→ **EXERCISE OBJECTIVE**
Identify the lines that include the word "yearly", then copy all of them.

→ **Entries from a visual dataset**

· · ·

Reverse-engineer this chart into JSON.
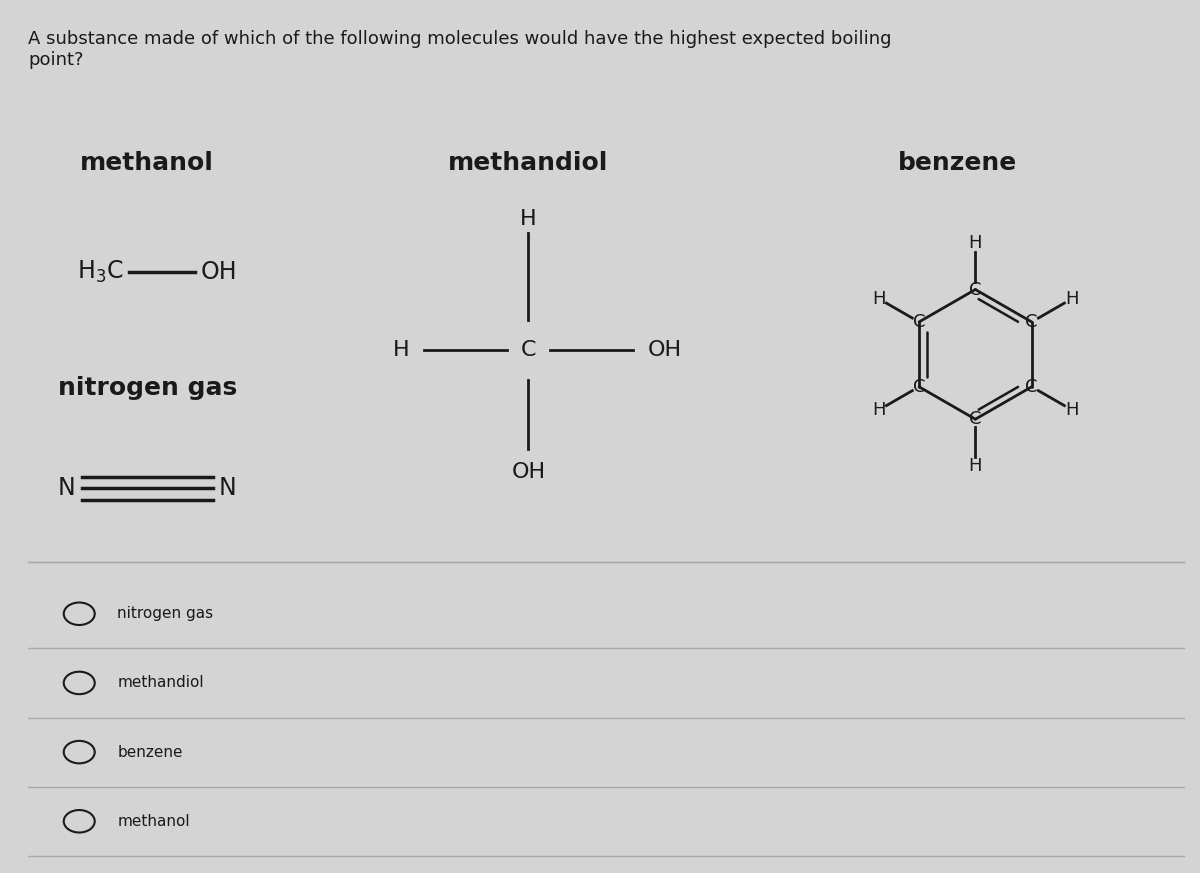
{
  "bg_color": "#d4d4d4",
  "question_text": "A substance made of which of the following molecules would have the highest expected boiling\npoint?",
  "question_fontsize": 13,
  "options": [
    "nitrogen gas",
    "methandiol",
    "benzene",
    "methanol"
  ],
  "text_color": "#1a1a1a",
  "line_color": "#aaaaaa"
}
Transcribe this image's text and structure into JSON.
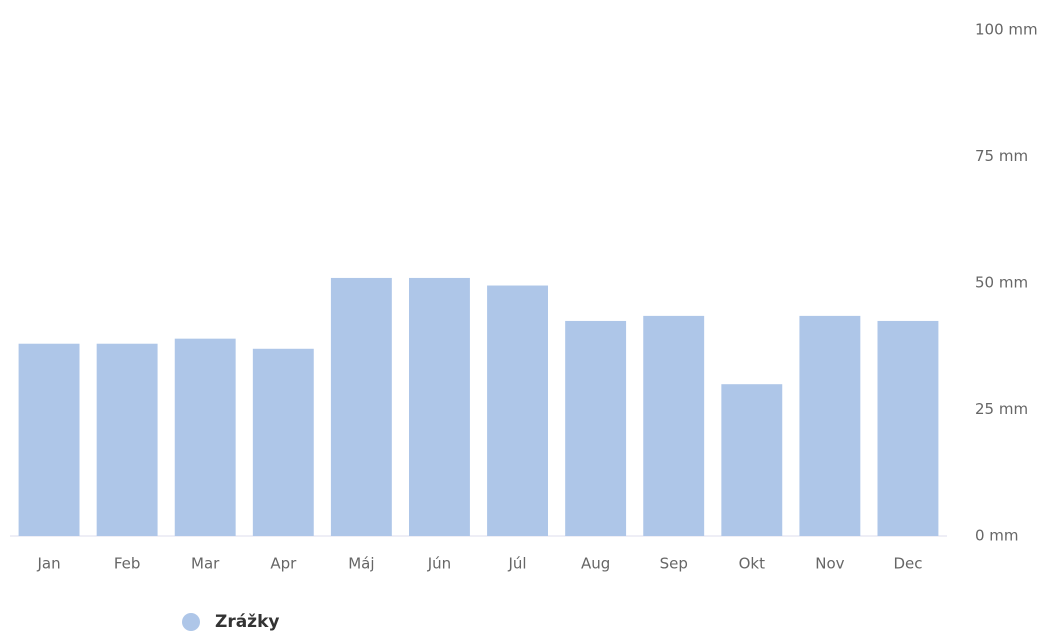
{
  "chart_data": {
    "type": "bar",
    "categories": [
      "Jan",
      "Feb",
      "Mar",
      "Apr",
      "Máj",
      "Jún",
      "Júl",
      "Aug",
      "Sep",
      "Okt",
      "Nov",
      "Dec"
    ],
    "series": [
      {
        "name": "Zrážky",
        "color": "#aec6e8",
        "values": [
          38,
          38,
          39,
          37,
          51,
          51,
          49.5,
          42.5,
          43.5,
          30,
          43.5,
          42.5
        ]
      }
    ],
    "ylim": [
      0,
      100
    ],
    "yticks": [
      {
        "value": 0,
        "label": "0 mm"
      },
      {
        "value": 25,
        "label": "25 mm"
      },
      {
        "value": 50,
        "label": "50 mm"
      },
      {
        "value": 75,
        "label": "75 mm"
      },
      {
        "value": 100,
        "label": "100 mm"
      }
    ],
    "grid": false,
    "legend": "bottom-left"
  }
}
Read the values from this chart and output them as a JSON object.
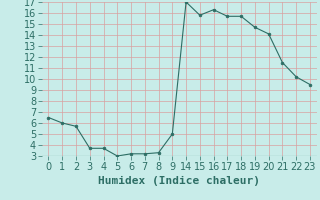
{
  "hours": [
    0,
    1,
    2,
    3,
    4,
    5,
    6,
    7,
    8,
    9,
    14,
    15,
    16,
    17,
    18,
    19,
    20,
    21,
    22,
    23
  ],
  "y": [
    6.5,
    6.0,
    5.7,
    3.7,
    3.7,
    3.0,
    3.2,
    3.2,
    3.3,
    5.0,
    17.0,
    15.8,
    16.3,
    15.7,
    15.7,
    14.7,
    14.1,
    11.5,
    10.2,
    9.5
  ],
  "xlabel": "Humidex (Indice chaleur)",
  "ylim": [
    3,
    17
  ],
  "yticks": [
    3,
    4,
    5,
    6,
    7,
    8,
    9,
    10,
    11,
    12,
    13,
    14,
    15,
    16,
    17
  ],
  "xtick_labels": [
    "0",
    "1",
    "2",
    "3",
    "4",
    "5",
    "6",
    "7",
    "8",
    "9",
    "14",
    "15",
    "16",
    "17",
    "18",
    "19",
    "20",
    "21",
    "22",
    "23"
  ],
  "bg_color": "#c8ece9",
  "grid_color_v": "#d9a0a0",
  "grid_color_h": "#d9a0a0",
  "line_color": "#2d6e65",
  "marker_color": "#2d6e65",
  "xlabel_color": "#2d6e65",
  "tick_color": "#2d6e65",
  "font_size": 7,
  "xlabel_fontsize": 8
}
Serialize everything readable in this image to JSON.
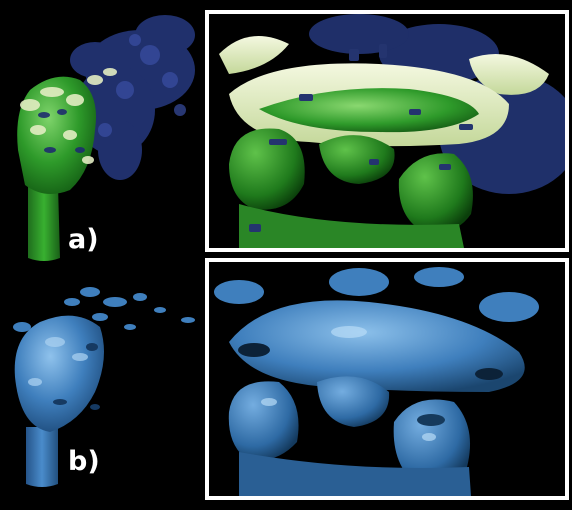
{
  "figure": {
    "panel_a": {
      "label": "a)"
    },
    "panel_b": {
      "label": "b)"
    }
  },
  "colors": {
    "background": "#000000",
    "frame": "#ffffff",
    "green_surface": "#2e9a2a",
    "green_highlight": "#e6efc6",
    "blue_mist": "#2a3c86",
    "blue_surface": "#3f7fbd"
  }
}
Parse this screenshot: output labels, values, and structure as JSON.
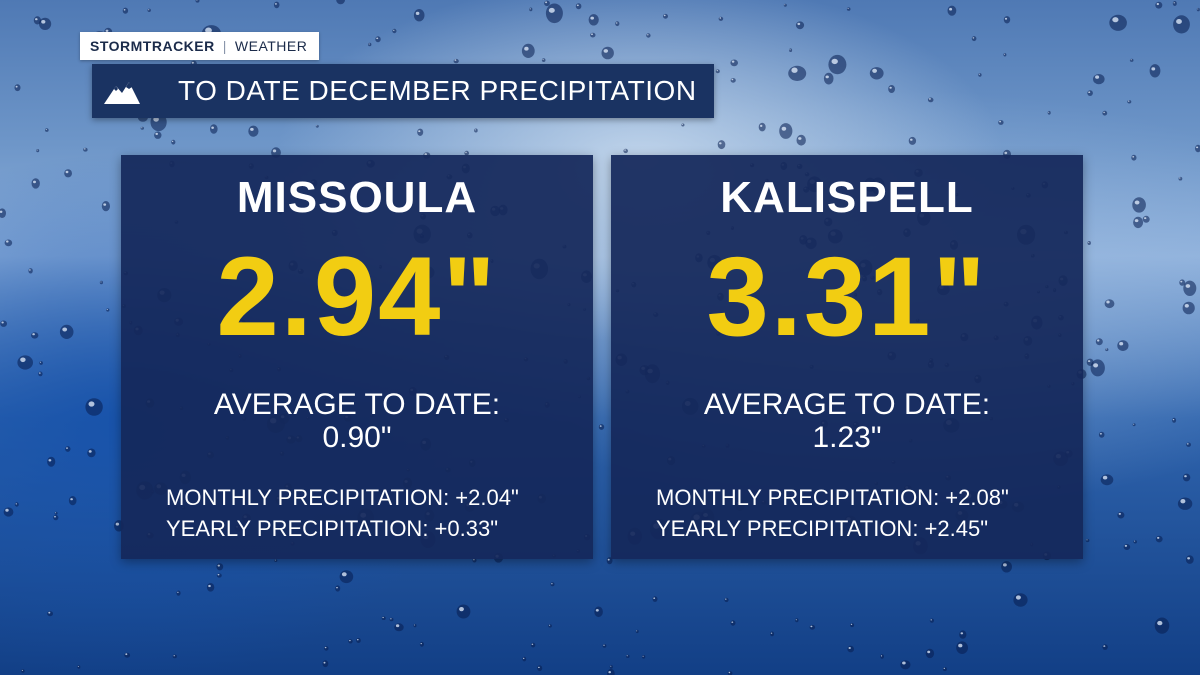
{
  "brand": {
    "name": "STORMTRACKER",
    "sub": "WEATHER"
  },
  "title": {
    "icon": "mountain-icon",
    "text": "TO DATE DECEMBER PRECIPITATION"
  },
  "colors": {
    "panel": "#14285a",
    "title_bar": "#1a3362",
    "total_accent": "#f2cd12",
    "text": "#ffffff"
  },
  "cities": [
    {
      "name": "MISSOULA",
      "total": "2.94\"",
      "average_label": "AVERAGE TO DATE:",
      "average_value": "0.90\"",
      "monthly": "MONTHLY PRECIPITATION: +2.04\"",
      "yearly": "YEARLY PRECIPITATION: +0.33\""
    },
    {
      "name": "KALISPELL",
      "total": "3.31\"",
      "average_label": "AVERAGE TO DATE:",
      "average_value": "1.23\"",
      "monthly": "MONTHLY PRECIPITATION: +2.08\"",
      "yearly": "YEARLY PRECIPITATION: +2.45\""
    }
  ]
}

· · ·

→ **WRITTEN RESPONSE**
      "yearly": "YEARLY PRECIPITATION: +0.33\""
      "yearly": "YEARLY PRECIPITATION: +2.45\""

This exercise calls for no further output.